:: GIVEN RECORDS
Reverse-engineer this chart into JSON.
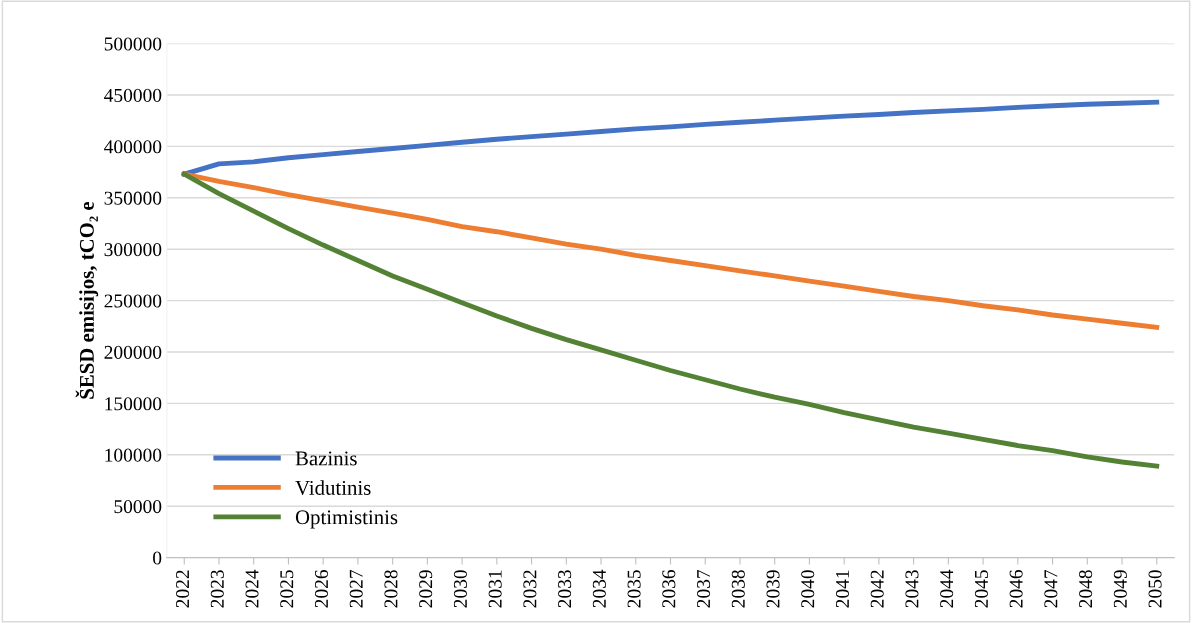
{
  "chart_data": {
    "type": "line",
    "ylabel": "ŠESD emisijos, tCO₂ e",
    "categories": [
      "2022",
      "2023",
      "2024",
      "2025",
      "2026",
      "2027",
      "2028",
      "2029",
      "2030",
      "2031",
      "2032",
      "2033",
      "2034",
      "2035",
      "2036",
      "2037",
      "2038",
      "2039",
      "2040",
      "2041",
      "2042",
      "2043",
      "2044",
      "2045",
      "2046",
      "2047",
      "2048",
      "2049",
      "2050"
    ],
    "series": [
      {
        "name": "Bazinis",
        "color": "#4472c4",
        "values": [
          373000,
          383000,
          385000,
          389000,
          392000,
          395000,
          398000,
          401000,
          404000,
          407000,
          409500,
          412000,
          414500,
          417000,
          419000,
          421500,
          423500,
          425500,
          427500,
          429500,
          431000,
          433000,
          434500,
          436000,
          438000,
          439500,
          441000,
          442000,
          443000
        ]
      },
      {
        "name": "Vidutinis",
        "color": "#ed7d31",
        "values": [
          373000,
          366000,
          360000,
          353000,
          347000,
          341000,
          335000,
          329000,
          322000,
          317000,
          311000,
          305000,
          300000,
          294000,
          289000,
          284000,
          279000,
          274000,
          269000,
          264000,
          259000,
          254000,
          250000,
          245000,
          241000,
          236000,
          232000,
          228000,
          224000
        ]
      },
      {
        "name": "Optimistinis",
        "color": "#548235",
        "values": [
          373000,
          354000,
          337000,
          320000,
          304000,
          289000,
          274000,
          261000,
          248000,
          235000,
          223000,
          212000,
          202000,
          192000,
          182000,
          173000,
          164000,
          156000,
          149000,
          141000,
          134000,
          127000,
          121000,
          115000,
          109000,
          104000,
          98000,
          93000,
          89000
        ]
      }
    ],
    "ylim": [
      0,
      500000
    ],
    "yticks": [
      0,
      50000,
      100000,
      150000,
      200000,
      250000,
      300000,
      350000,
      400000,
      450000,
      500000
    ],
    "grid": "y",
    "legend": "bottom left",
    "marker": "none",
    "line_style": "solid"
  }
}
::::
| DIRECTIONS FOR THIS TASK |
Output a faithful copy of the data, with each picture left out.

| THE RESULT |
Reverse-engineer this chart into JSON.
{
  "chart_data": {
    "type": "line",
    "ylabel": "ŠESD emisijos, tCO₂ e",
    "categories": [
      "2022",
      "2023",
      "2024",
      "2025",
      "2026",
      "2027",
      "2028",
      "2029",
      "2030",
      "2031",
      "2032",
      "2033",
      "2034",
      "2035",
      "2036",
      "2037",
      "2038",
      "2039",
      "2040",
      "2041",
      "2042",
      "2043",
      "2044",
      "2045",
      "2046",
      "2047",
      "2048",
      "2049",
      "2050"
    ],
    "series": [
      {
        "name": "Bazinis",
        "color": "#4472c4",
        "values": [
          373000,
          383000,
          385000,
          389000,
          392000,
          395000,
          398000,
          401000,
          404000,
          407000,
          409500,
          412000,
          414500,
          417000,
          419000,
          421500,
          423500,
          425500,
          427500,
          429500,
          431000,
          433000,
          434500,
          436000,
          438000,
          439500,
          441000,
          442000,
          443000
        ]
      },
      {
        "name": "Vidutinis",
        "color": "#ed7d31",
        "values": [
          373000,
          366000,
          360000,
          353000,
          347000,
          341000,
          335000,
          329000,
          322000,
          317000,
          311000,
          305000,
          300000,
          294000,
          289000,
          284000,
          279000,
          274000,
          269000,
          264000,
          259000,
          254000,
          250000,
          245000,
          241000,
          236000,
          232000,
          228000,
          224000
        ]
      },
      {
        "name": "Optimistinis",
        "color": "#548235",
        "values": [
          373000,
          354000,
          337000,
          320000,
          304000,
          289000,
          274000,
          261000,
          248000,
          235000,
          223000,
          212000,
          202000,
          192000,
          182000,
          173000,
          164000,
          156000,
          149000,
          141000,
          134000,
          127000,
          121000,
          115000,
          109000,
          104000,
          98000,
          93000,
          89000
        ]
      }
    ],
    "ylim": [
      0,
      500000
    ],
    "yticks": [
      0,
      50000,
      100000,
      150000,
      200000,
      250000,
      300000,
      350000,
      400000,
      450000,
      500000
    ],
    "grid": "y",
    "legend": "bottom left",
    "marker": "none",
    "line_style": "solid"
  }
}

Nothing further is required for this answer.